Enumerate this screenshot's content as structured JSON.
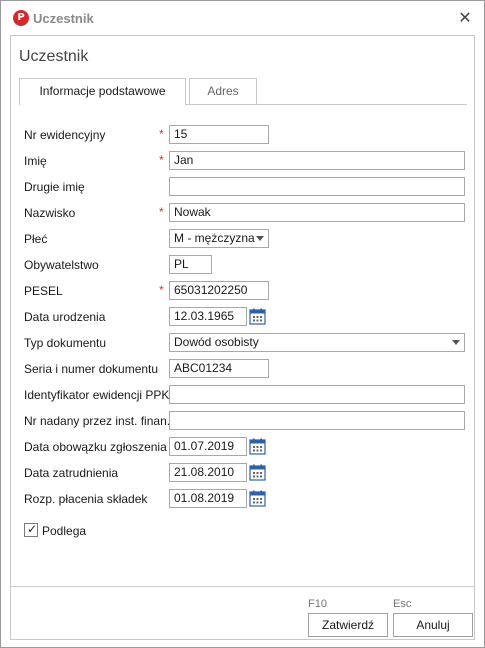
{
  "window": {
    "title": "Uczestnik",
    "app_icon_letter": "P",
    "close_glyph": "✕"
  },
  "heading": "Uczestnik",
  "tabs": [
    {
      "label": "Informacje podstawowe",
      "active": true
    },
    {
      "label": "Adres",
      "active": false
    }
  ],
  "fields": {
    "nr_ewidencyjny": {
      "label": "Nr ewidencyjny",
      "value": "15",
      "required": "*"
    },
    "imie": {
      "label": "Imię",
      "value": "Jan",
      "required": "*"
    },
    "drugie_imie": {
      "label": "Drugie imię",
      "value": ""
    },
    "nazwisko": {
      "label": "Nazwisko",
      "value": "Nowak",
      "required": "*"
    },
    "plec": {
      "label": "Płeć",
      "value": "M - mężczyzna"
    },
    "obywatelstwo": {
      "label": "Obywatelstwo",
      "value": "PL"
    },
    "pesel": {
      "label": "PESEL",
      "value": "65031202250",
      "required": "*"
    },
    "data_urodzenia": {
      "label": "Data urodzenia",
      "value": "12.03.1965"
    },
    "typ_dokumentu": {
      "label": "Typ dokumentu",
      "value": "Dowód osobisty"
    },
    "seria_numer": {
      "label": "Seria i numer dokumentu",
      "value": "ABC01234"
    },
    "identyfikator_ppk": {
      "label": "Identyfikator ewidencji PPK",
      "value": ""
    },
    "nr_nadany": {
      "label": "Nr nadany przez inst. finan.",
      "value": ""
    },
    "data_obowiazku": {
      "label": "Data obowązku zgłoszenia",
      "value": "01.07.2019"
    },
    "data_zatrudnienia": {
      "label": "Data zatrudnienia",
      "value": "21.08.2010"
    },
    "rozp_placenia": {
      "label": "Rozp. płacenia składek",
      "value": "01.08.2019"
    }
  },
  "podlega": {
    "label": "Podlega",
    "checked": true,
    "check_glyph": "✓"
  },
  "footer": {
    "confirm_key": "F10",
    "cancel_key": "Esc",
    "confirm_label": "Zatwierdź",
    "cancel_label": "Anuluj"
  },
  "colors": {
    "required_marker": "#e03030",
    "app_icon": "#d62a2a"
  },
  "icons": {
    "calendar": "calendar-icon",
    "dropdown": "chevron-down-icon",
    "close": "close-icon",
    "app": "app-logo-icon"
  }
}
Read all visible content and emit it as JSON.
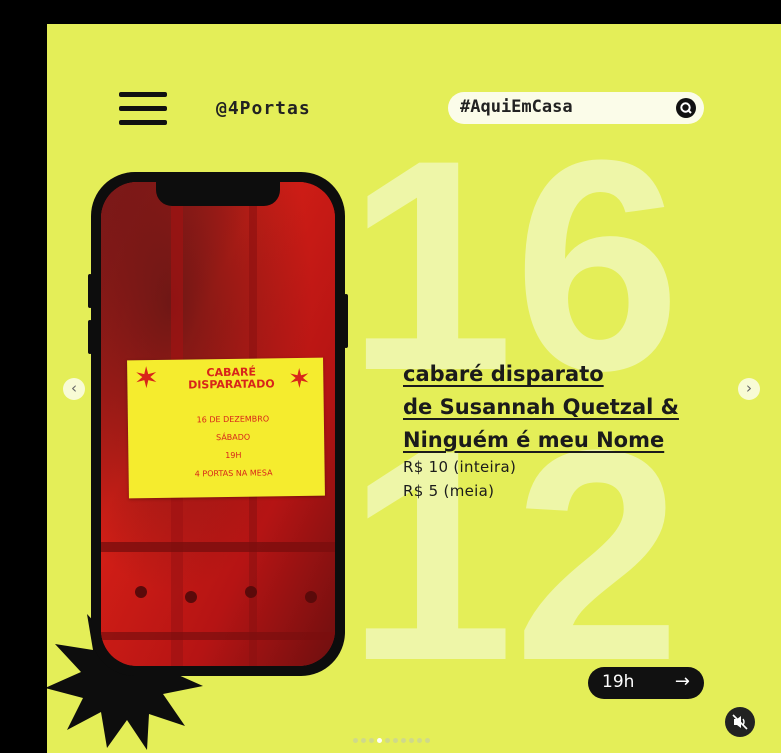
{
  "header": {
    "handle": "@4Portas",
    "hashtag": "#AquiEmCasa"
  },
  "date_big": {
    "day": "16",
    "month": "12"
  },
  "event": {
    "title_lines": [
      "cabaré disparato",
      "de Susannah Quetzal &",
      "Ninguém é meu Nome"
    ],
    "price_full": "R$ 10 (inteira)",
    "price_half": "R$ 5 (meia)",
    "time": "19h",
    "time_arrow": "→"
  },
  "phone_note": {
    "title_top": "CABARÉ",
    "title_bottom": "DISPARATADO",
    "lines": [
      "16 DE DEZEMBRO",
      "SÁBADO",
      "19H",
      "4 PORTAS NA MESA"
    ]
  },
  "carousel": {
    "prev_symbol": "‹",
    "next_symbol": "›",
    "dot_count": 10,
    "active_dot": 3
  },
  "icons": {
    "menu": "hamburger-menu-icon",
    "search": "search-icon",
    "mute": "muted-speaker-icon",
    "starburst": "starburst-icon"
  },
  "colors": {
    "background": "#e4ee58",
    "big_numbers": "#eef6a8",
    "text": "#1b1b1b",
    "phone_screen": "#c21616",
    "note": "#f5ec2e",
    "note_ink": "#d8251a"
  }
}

___

_WHAT IS EXPECTED_
Select all lines with the word "Uczestnik" from the entries above.

_CORRECT ANSWER_
    "title": "Uczestnik",
  "heading": "Uczestnik",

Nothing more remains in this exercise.